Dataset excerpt
★ ★ ★ ★ ★ ★ ★

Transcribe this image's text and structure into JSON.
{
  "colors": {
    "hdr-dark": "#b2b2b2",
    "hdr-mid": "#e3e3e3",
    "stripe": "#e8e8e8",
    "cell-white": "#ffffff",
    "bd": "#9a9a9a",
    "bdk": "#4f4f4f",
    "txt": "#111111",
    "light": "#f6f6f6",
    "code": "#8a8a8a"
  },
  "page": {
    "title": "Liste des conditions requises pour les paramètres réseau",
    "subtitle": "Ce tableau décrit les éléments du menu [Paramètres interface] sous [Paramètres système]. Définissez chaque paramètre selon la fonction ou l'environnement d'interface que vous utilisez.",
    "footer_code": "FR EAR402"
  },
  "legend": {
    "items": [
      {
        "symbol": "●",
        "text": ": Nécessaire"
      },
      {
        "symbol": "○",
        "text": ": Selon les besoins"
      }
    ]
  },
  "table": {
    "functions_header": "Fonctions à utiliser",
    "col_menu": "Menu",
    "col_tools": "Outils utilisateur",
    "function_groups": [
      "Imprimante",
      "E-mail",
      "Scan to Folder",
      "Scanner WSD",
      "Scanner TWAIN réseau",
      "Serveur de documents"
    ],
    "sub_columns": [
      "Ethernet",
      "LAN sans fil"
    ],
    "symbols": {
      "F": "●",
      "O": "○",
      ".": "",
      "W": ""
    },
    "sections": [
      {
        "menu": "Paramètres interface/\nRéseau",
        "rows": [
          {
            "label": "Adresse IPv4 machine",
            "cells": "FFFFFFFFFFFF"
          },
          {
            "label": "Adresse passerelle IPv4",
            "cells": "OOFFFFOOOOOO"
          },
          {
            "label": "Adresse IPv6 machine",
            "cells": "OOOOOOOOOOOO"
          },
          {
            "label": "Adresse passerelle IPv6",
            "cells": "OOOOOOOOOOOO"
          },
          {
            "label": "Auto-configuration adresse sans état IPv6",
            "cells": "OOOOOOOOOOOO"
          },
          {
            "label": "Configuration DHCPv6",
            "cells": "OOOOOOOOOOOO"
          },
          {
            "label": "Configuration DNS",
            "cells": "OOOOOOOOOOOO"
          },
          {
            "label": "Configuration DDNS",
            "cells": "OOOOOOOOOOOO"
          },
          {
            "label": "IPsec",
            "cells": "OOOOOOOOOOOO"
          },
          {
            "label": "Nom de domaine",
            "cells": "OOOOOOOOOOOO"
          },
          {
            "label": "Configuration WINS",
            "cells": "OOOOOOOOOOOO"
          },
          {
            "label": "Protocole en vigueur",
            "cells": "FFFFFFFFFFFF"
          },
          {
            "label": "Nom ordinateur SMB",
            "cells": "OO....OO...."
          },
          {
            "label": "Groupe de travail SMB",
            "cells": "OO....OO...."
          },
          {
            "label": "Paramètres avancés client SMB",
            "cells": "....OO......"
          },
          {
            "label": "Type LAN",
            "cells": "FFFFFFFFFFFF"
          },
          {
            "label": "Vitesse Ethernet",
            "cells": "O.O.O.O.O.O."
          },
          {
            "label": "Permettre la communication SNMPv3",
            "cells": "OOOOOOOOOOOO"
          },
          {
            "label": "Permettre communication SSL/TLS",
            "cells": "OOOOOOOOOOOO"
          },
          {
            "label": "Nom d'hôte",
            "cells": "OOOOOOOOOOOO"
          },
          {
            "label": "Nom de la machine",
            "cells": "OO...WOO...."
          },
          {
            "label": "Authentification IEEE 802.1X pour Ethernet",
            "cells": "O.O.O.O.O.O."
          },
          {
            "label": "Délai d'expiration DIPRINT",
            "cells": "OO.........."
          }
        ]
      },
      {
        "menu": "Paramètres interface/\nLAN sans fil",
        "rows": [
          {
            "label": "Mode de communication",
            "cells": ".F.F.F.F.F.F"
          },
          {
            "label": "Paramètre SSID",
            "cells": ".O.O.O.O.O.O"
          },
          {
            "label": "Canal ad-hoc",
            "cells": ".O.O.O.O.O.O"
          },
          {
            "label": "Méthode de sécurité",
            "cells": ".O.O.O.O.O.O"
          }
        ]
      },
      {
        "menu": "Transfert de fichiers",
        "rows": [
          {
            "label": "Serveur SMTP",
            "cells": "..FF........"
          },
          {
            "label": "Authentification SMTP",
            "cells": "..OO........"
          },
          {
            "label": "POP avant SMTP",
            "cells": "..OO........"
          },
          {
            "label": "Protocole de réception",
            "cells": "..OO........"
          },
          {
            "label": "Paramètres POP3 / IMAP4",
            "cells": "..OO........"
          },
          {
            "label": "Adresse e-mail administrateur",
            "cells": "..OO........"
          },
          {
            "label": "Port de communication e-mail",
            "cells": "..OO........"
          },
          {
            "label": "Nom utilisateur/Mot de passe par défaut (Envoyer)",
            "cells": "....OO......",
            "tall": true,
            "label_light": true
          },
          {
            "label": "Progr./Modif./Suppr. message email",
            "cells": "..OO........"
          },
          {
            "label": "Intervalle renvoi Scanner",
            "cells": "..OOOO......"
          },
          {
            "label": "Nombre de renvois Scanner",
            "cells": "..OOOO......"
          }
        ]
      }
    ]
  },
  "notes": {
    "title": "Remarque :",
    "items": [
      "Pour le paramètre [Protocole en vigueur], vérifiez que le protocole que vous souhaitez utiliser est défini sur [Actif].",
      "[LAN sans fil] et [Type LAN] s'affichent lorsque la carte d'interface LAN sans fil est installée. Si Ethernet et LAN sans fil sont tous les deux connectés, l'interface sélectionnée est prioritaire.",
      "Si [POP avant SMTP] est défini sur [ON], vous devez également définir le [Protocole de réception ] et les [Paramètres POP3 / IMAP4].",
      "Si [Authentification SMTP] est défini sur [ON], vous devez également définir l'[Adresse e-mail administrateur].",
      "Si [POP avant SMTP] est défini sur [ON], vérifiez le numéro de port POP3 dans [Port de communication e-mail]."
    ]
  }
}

★ ★ ★ ★ ★ ★ ★

List the lines of the material in which the word "communication" occurs.

OUTPUT OF THE TASK>
            "label": "Permettre la communication SNMPv3",
            "label": "Permettre communication SSL/TLS",
            "label": "Mode de communication",
            "label": "Port de communication e-mail",
      "Si [POP avant SMTP] est défini sur [ON], vérifiez le numéro de port POP3 dans [Port de communication e-mail]."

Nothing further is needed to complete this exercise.